→ What is needed
Gather all lines with "JSON" from the records.

>> Start Records for the task

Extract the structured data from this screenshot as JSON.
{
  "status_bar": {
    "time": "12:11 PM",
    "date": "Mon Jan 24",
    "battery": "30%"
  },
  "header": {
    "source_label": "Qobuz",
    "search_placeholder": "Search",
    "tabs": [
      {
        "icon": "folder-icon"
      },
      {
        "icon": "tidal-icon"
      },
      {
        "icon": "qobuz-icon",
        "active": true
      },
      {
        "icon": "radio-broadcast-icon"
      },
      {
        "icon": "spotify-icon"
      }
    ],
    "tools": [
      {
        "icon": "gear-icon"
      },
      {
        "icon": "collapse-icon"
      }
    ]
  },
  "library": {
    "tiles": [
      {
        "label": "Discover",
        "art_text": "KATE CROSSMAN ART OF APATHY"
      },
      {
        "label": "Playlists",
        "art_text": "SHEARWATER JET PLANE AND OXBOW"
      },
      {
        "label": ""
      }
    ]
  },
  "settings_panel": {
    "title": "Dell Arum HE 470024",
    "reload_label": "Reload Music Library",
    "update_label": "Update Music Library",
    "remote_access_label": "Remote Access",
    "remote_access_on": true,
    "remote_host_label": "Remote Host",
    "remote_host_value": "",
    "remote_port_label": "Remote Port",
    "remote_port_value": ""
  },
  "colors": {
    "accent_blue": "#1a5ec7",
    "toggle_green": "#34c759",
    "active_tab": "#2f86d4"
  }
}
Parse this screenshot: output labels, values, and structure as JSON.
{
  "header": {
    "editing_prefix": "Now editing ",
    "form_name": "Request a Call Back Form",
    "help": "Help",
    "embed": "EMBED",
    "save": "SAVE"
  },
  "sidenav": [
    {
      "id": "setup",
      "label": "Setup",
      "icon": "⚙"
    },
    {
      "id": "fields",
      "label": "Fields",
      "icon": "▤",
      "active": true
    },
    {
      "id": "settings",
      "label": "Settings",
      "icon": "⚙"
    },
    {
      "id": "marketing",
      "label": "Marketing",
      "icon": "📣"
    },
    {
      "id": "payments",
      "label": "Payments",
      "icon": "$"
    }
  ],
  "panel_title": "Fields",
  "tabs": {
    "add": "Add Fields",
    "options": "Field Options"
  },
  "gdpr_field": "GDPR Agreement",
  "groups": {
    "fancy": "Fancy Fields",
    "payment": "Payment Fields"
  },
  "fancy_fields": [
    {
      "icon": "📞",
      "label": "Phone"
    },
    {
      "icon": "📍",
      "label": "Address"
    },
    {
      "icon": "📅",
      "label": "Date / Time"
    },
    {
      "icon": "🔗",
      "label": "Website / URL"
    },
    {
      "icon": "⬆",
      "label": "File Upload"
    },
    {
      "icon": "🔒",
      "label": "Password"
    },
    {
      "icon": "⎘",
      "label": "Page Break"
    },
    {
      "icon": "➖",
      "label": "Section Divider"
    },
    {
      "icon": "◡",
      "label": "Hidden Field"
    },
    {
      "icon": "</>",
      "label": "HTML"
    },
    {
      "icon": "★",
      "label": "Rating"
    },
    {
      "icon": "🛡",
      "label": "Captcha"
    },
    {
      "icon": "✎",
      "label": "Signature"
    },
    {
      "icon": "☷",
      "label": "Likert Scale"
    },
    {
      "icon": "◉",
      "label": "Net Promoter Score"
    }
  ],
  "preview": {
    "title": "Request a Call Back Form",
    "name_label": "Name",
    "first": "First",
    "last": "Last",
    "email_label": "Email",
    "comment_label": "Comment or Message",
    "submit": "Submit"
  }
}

>> End Records for the task

→ Result of this exercise
Extract the structured data from this screenshot as JSON.
Parse this screenshot: output labels, values, and structure as JSON.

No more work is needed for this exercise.